**CHALLENGE**:
Every line that contains the word "Monday" should be copied.

**PROVIDED RECORDS**:
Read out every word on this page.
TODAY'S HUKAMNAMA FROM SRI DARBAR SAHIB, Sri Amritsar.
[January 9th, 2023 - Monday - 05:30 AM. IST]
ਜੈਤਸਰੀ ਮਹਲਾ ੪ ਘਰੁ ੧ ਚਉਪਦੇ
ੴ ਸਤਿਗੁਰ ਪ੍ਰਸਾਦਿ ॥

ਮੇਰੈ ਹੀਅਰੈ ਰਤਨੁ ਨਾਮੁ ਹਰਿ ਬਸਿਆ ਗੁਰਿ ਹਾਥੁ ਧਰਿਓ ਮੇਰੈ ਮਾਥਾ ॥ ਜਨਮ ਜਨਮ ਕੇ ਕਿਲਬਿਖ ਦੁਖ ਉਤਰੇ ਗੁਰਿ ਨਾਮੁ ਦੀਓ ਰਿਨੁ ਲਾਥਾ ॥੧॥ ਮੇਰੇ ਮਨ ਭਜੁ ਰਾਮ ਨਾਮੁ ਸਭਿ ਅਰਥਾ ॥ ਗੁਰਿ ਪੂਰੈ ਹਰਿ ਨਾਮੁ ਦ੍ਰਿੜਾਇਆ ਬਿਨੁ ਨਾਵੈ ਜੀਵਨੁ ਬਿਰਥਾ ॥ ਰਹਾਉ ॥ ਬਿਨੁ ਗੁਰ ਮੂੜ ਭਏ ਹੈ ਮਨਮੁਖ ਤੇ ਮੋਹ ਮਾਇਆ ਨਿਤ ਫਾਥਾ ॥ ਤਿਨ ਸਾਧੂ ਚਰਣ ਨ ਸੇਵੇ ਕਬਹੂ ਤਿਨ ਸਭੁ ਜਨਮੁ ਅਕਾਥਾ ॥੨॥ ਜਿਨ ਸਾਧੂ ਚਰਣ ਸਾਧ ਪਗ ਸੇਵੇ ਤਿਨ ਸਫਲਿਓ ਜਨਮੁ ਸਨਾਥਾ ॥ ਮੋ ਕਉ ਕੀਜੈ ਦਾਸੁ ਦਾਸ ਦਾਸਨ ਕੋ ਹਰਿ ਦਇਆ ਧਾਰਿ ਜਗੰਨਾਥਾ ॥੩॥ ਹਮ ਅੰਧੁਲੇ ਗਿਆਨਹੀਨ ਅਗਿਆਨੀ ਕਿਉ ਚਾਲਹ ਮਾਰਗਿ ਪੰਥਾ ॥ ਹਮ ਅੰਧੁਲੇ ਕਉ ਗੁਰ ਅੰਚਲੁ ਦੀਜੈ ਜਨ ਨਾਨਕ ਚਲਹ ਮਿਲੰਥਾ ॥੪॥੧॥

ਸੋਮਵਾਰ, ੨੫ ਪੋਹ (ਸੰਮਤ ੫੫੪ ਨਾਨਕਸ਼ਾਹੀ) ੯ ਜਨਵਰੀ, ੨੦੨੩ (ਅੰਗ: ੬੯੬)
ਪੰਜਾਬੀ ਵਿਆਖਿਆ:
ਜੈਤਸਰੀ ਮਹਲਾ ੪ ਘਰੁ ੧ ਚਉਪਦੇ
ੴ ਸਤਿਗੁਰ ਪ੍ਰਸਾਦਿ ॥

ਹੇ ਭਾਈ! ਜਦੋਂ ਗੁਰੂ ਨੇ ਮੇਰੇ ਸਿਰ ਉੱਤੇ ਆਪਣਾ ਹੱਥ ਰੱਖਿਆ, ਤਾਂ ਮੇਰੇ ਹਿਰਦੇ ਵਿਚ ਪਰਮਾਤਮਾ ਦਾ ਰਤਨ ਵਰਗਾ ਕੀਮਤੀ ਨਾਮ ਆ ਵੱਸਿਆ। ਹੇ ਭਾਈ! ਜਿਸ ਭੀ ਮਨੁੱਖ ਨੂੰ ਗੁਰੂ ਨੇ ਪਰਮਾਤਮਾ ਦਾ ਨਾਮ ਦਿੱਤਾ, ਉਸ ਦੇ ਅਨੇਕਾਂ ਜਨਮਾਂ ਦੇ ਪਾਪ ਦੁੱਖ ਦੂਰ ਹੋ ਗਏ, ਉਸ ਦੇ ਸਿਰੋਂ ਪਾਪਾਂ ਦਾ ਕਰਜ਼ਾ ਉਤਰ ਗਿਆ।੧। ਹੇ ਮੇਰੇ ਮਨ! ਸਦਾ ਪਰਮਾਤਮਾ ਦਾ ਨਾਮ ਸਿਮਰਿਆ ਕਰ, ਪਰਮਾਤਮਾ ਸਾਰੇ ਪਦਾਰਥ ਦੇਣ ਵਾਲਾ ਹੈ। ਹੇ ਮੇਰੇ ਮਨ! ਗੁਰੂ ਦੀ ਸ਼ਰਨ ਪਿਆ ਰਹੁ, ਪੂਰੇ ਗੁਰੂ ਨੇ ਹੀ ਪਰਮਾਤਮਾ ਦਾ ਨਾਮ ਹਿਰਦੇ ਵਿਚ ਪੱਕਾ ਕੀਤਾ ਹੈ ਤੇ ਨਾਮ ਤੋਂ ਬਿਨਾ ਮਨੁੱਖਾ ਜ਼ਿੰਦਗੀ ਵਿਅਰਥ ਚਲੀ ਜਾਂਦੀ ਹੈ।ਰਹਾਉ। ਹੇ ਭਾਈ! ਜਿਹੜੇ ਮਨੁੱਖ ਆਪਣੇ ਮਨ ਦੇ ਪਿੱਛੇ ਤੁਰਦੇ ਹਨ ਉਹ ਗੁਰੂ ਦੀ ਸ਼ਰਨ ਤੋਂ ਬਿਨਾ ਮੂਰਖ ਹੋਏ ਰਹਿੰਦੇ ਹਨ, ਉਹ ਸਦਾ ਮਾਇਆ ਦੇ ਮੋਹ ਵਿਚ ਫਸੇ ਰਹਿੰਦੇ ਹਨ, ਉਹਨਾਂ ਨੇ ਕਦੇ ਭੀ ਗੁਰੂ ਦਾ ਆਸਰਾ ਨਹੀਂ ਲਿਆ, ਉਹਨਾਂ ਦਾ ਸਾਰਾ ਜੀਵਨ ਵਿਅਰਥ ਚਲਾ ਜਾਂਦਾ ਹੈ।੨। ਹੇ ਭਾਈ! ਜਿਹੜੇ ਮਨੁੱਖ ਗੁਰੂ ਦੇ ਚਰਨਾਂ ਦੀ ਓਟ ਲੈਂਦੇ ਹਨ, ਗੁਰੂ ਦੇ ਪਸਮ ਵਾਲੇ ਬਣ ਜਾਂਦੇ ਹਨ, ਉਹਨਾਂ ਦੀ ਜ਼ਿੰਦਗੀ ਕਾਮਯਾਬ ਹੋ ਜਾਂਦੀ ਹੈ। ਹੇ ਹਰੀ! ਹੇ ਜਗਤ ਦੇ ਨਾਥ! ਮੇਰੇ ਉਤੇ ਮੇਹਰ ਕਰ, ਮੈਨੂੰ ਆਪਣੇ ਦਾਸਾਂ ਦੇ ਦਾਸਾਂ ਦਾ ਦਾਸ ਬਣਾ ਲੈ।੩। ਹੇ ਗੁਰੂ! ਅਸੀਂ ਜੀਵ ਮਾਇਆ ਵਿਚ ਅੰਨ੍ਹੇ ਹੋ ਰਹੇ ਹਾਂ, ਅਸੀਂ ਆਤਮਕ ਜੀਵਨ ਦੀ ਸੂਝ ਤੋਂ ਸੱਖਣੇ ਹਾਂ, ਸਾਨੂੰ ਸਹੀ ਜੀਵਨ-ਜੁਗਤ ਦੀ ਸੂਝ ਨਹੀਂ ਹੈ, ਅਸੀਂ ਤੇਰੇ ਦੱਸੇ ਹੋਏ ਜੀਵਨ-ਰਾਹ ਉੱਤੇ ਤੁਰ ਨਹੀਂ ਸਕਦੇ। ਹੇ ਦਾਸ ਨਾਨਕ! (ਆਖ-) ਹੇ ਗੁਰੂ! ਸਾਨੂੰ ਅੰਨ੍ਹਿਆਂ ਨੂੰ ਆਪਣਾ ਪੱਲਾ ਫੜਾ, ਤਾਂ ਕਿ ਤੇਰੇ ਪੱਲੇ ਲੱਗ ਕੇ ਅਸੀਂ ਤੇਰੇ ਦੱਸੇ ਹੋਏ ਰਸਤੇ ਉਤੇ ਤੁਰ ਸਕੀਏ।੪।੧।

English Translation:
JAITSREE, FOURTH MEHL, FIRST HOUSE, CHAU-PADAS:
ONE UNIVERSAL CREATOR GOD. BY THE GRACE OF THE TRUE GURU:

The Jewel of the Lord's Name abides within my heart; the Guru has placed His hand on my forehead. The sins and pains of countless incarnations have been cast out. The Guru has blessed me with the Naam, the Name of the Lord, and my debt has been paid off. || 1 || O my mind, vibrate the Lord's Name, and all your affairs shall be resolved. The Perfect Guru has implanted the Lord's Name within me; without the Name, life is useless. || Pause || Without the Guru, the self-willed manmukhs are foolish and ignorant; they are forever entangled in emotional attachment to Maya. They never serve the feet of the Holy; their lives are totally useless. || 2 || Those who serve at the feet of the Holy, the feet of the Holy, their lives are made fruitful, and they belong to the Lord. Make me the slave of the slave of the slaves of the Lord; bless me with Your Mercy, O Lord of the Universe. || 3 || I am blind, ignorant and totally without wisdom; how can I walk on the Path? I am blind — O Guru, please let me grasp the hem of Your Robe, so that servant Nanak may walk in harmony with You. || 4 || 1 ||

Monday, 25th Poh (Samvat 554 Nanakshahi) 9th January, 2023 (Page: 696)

**THE RESPONSE**:
[January 9th, 2023 - Monday - 05:30 AM. IST]
Monday, 25th Poh (Samvat 554 Nanakshahi) 9th January, 2023 (Page: 696)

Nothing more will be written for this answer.